# [Request]
Pull every "Acren" line out of the data below.

# [Listing]
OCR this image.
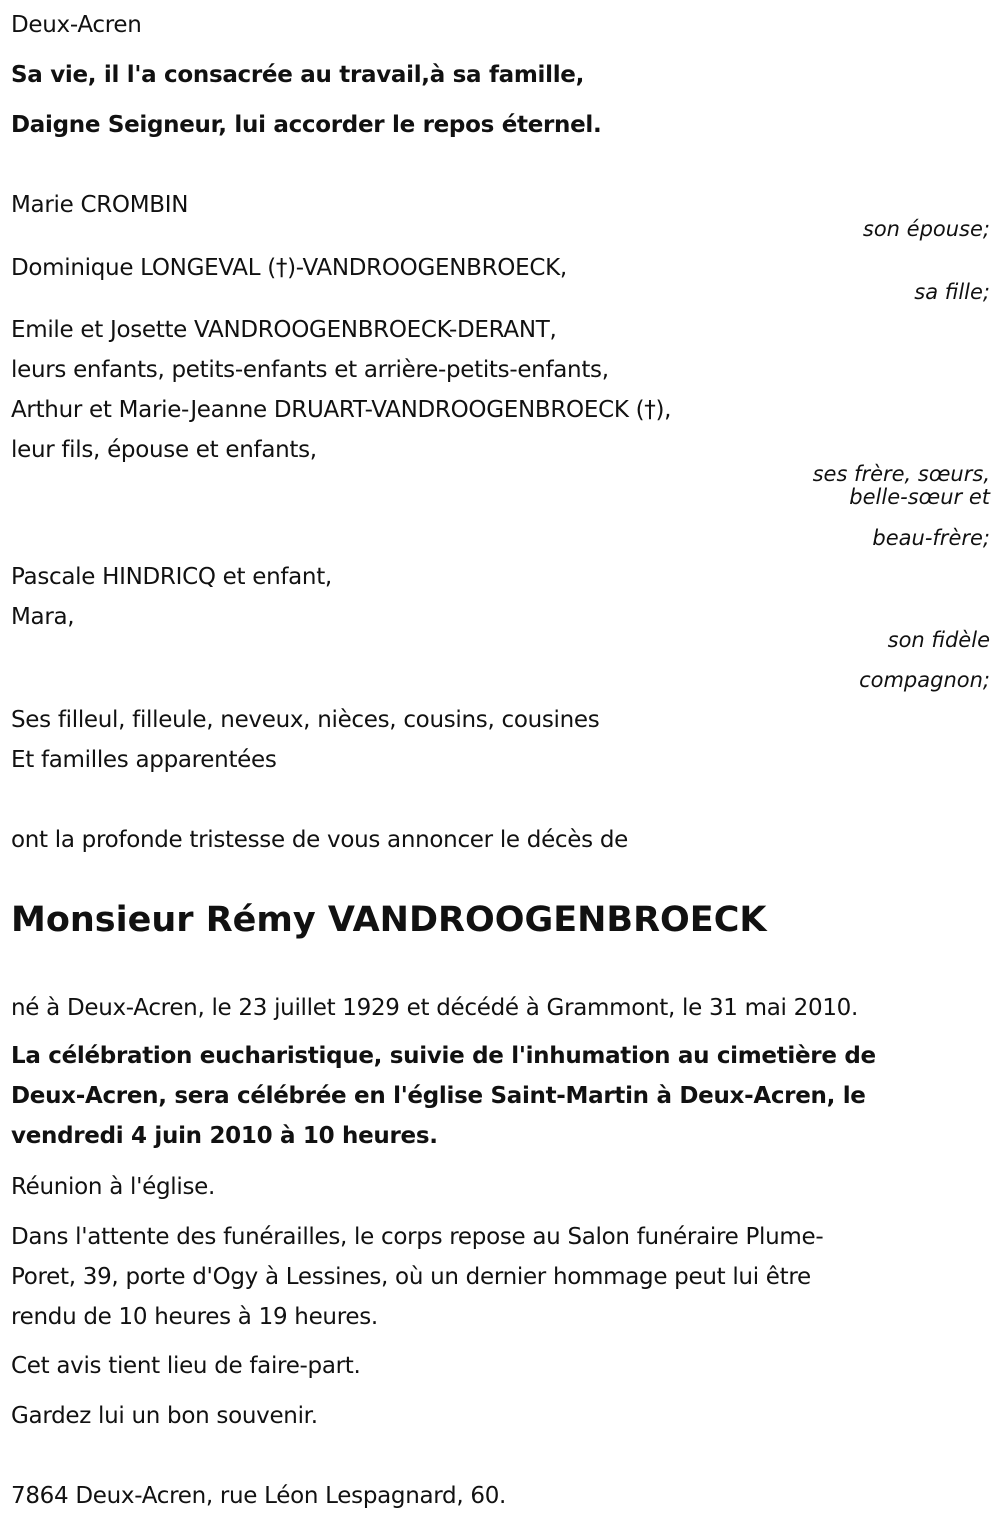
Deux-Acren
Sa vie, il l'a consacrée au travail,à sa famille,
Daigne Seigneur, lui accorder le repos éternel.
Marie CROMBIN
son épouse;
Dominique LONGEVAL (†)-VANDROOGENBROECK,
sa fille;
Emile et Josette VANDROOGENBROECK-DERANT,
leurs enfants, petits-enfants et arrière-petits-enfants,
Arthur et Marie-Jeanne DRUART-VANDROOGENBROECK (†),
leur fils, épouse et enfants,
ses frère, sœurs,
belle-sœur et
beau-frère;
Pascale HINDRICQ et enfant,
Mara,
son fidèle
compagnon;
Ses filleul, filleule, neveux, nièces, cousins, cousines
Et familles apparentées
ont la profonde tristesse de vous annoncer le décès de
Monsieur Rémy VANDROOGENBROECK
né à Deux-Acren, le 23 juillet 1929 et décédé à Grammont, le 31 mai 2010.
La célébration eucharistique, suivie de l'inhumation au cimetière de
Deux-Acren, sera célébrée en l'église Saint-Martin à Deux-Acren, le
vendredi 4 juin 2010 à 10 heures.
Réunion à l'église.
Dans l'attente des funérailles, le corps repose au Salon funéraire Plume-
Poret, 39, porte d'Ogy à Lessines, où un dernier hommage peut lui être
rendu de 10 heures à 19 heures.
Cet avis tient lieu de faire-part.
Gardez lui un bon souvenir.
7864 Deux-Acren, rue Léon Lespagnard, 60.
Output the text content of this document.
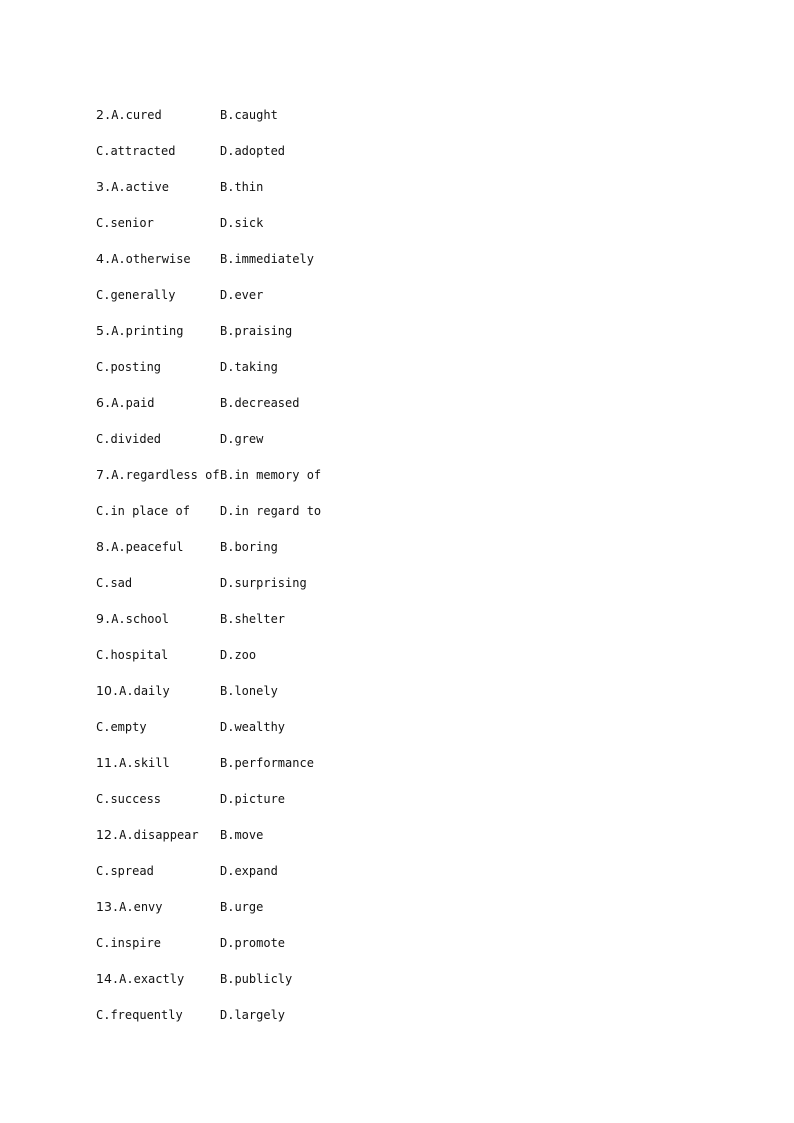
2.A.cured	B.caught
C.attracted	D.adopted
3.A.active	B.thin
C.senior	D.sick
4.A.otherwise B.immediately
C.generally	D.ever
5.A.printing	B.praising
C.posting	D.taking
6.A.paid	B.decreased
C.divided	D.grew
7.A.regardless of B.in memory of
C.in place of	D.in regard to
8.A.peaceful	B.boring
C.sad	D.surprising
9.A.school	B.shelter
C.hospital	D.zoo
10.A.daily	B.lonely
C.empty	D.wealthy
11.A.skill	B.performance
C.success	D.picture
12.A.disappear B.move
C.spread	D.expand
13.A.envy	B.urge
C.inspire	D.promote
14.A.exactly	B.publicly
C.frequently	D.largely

# [Exercise output]
Deux-Acren
né à Deux-Acren, le 23 juillet 1929 et décédé à Grammont, le 31 mai 2010.
Deux-Acren, sera célébrée en l'église Saint-Martin à Deux-Acren, le
7864 Deux-Acren, rue Léon Lespagnard, 60.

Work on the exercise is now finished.